* OBJECTIVE
Please pull out every line that includes the string "значения".

* RECORDS
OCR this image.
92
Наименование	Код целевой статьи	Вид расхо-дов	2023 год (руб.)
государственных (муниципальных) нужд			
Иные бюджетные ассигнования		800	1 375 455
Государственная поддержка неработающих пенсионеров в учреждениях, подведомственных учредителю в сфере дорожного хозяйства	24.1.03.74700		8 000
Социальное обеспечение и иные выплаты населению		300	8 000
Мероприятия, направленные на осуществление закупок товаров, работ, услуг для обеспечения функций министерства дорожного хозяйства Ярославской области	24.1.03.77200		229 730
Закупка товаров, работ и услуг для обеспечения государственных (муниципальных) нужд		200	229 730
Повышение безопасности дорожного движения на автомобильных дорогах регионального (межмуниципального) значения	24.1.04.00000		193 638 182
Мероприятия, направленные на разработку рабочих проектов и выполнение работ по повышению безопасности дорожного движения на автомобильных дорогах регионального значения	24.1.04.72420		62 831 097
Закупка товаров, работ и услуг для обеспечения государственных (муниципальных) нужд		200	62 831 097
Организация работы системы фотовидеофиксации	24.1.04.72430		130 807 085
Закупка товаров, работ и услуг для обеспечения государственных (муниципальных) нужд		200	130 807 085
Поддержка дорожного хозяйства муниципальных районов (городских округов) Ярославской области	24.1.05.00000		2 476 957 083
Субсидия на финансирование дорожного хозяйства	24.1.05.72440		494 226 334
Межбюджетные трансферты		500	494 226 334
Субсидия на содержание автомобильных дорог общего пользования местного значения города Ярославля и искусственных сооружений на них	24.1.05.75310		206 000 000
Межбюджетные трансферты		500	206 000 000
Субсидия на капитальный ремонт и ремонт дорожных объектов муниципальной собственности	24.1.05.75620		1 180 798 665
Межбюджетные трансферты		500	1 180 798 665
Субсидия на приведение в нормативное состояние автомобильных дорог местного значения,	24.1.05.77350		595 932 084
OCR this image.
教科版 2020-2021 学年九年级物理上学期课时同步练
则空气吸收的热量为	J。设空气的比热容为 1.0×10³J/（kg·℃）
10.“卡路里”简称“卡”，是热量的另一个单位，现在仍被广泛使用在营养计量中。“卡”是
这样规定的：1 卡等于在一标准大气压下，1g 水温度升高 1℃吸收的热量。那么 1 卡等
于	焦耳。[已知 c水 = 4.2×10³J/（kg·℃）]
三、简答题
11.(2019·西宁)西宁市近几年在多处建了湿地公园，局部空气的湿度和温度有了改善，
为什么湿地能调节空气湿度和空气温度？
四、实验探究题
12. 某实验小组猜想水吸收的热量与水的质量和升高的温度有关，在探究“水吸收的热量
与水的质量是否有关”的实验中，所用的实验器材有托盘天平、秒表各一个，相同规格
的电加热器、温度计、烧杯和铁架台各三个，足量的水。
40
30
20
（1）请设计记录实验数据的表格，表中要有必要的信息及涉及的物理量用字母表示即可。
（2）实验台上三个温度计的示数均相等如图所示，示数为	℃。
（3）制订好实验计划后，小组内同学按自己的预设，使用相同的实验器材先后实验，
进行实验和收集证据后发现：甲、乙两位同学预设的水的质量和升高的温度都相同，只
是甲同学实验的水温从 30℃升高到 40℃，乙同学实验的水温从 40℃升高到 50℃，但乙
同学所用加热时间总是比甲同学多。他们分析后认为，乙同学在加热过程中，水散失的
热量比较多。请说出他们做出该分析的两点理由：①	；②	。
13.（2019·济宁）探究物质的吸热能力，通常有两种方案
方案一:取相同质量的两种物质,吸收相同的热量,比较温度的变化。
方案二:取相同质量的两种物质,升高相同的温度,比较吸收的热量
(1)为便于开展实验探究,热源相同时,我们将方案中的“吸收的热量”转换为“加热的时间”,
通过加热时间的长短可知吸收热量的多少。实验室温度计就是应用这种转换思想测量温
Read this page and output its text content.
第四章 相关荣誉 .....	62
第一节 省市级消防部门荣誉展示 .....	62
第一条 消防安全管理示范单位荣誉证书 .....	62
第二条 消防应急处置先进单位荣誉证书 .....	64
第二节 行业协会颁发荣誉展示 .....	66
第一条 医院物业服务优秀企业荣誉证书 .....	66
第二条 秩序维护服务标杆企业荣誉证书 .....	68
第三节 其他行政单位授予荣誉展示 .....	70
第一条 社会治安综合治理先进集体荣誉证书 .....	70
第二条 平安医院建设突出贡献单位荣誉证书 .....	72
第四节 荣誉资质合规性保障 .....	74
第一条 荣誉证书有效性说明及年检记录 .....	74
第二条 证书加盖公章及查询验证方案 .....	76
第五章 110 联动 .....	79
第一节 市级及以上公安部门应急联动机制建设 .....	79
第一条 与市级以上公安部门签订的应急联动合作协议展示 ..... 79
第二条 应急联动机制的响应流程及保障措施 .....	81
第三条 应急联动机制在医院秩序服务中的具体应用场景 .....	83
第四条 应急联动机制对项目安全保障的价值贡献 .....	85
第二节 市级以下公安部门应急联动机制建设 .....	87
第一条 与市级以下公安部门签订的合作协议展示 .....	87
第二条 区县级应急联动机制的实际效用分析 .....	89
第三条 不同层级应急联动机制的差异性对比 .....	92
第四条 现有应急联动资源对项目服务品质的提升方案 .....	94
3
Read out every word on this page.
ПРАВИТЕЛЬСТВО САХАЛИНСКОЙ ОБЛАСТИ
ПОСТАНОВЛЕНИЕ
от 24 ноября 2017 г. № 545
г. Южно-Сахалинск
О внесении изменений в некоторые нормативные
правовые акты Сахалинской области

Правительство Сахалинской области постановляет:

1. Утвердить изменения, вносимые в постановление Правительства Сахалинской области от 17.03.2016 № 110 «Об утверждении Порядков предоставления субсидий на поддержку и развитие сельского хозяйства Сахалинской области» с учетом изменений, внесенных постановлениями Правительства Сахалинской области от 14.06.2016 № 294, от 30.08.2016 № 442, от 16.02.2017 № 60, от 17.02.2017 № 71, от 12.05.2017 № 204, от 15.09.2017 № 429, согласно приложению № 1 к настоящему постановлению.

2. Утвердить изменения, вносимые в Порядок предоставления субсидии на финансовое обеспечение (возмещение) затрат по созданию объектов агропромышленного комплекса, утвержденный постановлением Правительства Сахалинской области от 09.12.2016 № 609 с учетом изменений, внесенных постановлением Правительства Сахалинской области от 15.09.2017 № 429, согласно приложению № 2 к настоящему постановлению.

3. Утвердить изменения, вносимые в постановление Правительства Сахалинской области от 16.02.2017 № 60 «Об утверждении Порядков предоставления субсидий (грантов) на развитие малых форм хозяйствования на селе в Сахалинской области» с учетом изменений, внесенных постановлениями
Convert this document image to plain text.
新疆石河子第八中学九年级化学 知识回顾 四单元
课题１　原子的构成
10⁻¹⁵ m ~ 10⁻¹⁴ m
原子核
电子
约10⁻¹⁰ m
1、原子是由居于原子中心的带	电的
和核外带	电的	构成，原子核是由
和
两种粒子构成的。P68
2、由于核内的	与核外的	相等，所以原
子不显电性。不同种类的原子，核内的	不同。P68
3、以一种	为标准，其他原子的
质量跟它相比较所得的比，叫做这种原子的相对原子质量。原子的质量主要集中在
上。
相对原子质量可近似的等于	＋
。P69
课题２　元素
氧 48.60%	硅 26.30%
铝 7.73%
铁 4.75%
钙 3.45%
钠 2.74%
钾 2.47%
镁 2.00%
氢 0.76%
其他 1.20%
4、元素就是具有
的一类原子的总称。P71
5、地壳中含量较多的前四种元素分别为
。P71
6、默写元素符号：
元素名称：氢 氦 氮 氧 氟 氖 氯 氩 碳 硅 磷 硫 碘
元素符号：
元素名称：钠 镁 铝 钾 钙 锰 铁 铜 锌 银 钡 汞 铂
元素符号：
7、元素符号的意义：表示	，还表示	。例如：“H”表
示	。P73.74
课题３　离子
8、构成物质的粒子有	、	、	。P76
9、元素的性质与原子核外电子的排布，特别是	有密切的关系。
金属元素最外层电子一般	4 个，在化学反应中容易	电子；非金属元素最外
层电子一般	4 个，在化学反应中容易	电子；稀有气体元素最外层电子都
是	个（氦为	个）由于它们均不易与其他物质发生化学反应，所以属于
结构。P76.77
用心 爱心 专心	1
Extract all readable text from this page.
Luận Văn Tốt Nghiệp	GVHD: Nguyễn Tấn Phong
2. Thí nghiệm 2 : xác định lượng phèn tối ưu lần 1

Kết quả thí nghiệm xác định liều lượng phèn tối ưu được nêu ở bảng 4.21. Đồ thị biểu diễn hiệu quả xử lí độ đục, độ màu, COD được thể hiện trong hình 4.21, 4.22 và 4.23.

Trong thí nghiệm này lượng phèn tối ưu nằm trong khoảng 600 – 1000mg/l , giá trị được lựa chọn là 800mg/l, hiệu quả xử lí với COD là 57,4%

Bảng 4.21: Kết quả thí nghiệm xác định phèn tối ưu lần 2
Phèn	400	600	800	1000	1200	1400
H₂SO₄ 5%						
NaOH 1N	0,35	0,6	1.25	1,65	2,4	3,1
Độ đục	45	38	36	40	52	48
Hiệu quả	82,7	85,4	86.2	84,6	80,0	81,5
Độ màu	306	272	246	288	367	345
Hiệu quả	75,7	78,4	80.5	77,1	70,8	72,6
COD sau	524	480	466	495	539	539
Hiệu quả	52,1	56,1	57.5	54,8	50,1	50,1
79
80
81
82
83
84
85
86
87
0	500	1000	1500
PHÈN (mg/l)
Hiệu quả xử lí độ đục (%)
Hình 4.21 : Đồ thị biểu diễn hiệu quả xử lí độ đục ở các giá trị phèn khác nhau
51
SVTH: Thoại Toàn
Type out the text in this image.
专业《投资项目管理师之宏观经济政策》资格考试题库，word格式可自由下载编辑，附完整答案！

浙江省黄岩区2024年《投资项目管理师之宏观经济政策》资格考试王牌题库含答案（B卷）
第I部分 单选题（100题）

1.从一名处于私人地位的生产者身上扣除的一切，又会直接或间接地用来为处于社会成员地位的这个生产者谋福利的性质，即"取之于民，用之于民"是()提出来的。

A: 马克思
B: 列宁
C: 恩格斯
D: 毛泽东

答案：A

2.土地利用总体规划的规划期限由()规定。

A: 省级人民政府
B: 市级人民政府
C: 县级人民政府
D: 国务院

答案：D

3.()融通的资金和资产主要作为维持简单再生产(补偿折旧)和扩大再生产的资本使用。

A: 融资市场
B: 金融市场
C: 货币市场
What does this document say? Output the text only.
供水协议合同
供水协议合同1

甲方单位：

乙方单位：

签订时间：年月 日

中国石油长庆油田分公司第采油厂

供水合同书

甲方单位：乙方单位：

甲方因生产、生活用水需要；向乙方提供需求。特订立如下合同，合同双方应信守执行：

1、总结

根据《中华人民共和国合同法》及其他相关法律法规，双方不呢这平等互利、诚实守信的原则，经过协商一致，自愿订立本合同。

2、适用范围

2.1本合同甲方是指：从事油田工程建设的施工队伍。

* THE SOLUTION
Повышение безопасности дорожного движения на автомобильных дорогах регионального (межмуниципального) значения	24.1.04.00000		193 638 182
Мероприятия, направленные на разработку рабочих проектов и выполнение работ по повышению безопасности дорожного движения на автомобильных дорогах регионального значения	24.1.04.72420		62 831 097
Субсидия на содержание автомобильных дорог общего пользования местного значения города Ярославля и искусственных сооружений на них	24.1.05.75310		206 000 000
Субсидия на приведение в нормативное состояние автомобильных дорог местного значения,	24.1.05.77350		595 932 084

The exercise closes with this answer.